[Stored data entries]
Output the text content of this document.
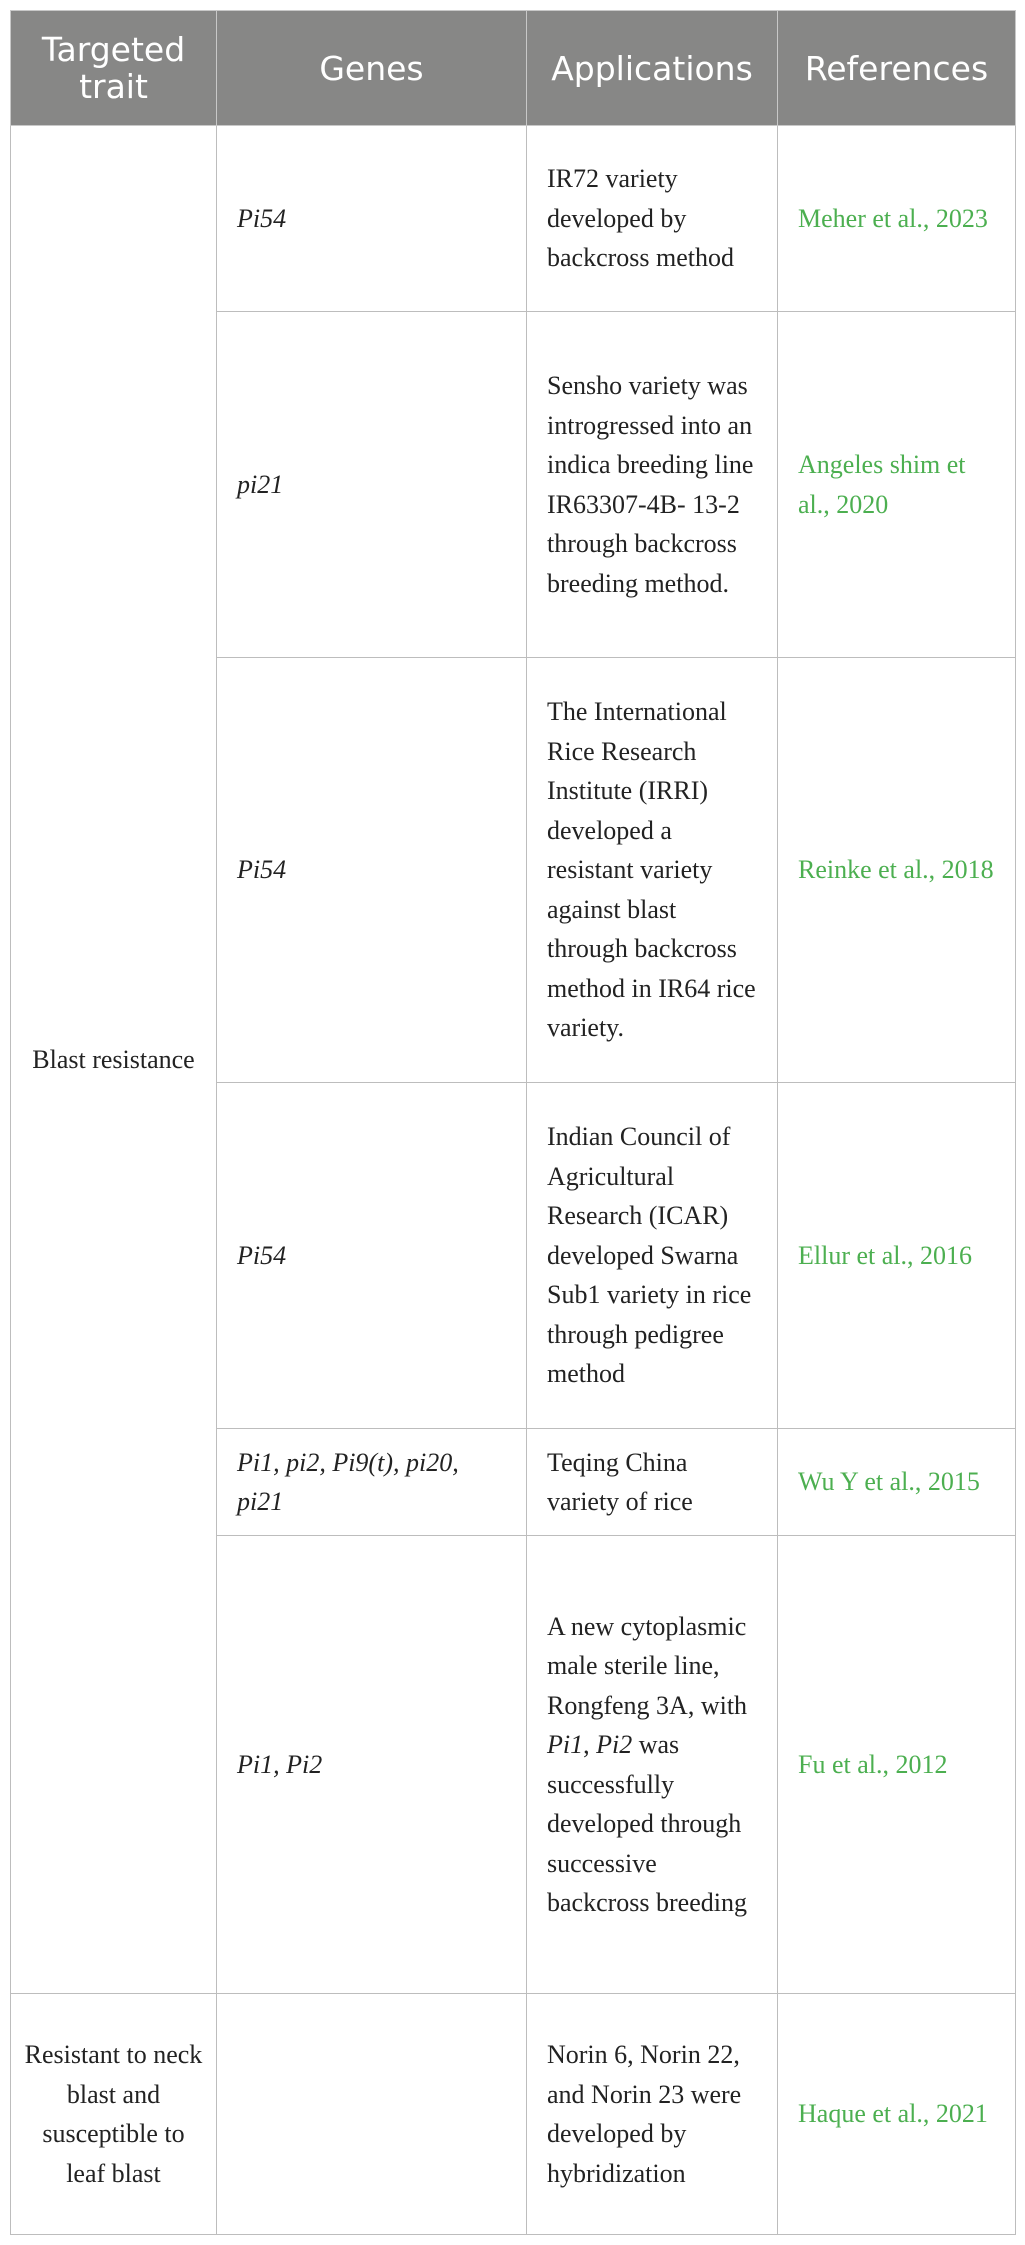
Targeted trait	Genes	Applications	References
Blast resistance	Pi54	IR72 variety developed by backcross method	Meher et al., 2023
	pi21	Sensho variety was introgressed into an indica breeding line IR63307-4B- 13-2 through backcross breeding method.	Angeles shim et al., 2020
	Pi54	The International Rice Research Institute (IRRI) developed a resistant variety against blast through backcross method in IR64 rice variety.	Reinke et al., 2018
	Pi54	Indian Council of Agricultural Research (ICAR) developed Swarna Sub1 variety in rice through pedigree method	Ellur et al., 2016
	Pi1, pi2, Pi9(t), pi20, pi21	Teqing China variety of rice	Wu Y et al., 2015
	Pi1, Pi2	A new cytoplasmic male sterile line, Rongfeng 3A, with Pi1, Pi2 was successfully developed through successive backcross breeding	Fu et al., 2012
Resistant to neck blast and susceptible to leaf blast		Norin 6, Norin 22, and Norin 23 were developed by hybridization	Haque et al., 2021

(EXERCISE REQUIREMENTS) A word-for-word repetition of the data above, without pictures, is the expected answer.

(RESULT BELOW)
Output the text content of this document.
Targeted trait	Genes	Applications	References
Blast resistance	Pi54	IR72 variety developed by backcross method	Meher et al., 2023
	pi21	Sensho variety was introgressed into an indica breeding line IR63307-4B- 13-2 through backcross breeding method.	Angeles shim et al., 2020
	Pi54	The International Rice Research Institute (IRRI) developed a resistant variety against blast through backcross method in IR64 rice variety.	Reinke et al., 2018
	Pi54	Indian Council of Agricultural Research (ICAR) developed Swarna Sub1 variety in rice through pedigree method	Ellur et al., 2016
	Pi1, pi2, Pi9(t), pi20, pi21	Teqing China variety of rice	Wu Y et al., 2015
	Pi1, Pi2	A new cytoplasmic male sterile line, Rongfeng 3A, with Pi1, Pi2 was successfully developed through successive backcross breeding	Fu et al., 2012
Resistant to neck blast and susceptible to leaf blast		Norin 6, Norin 22, and Norin 23 were developed by hybridization	Haque et al., 2021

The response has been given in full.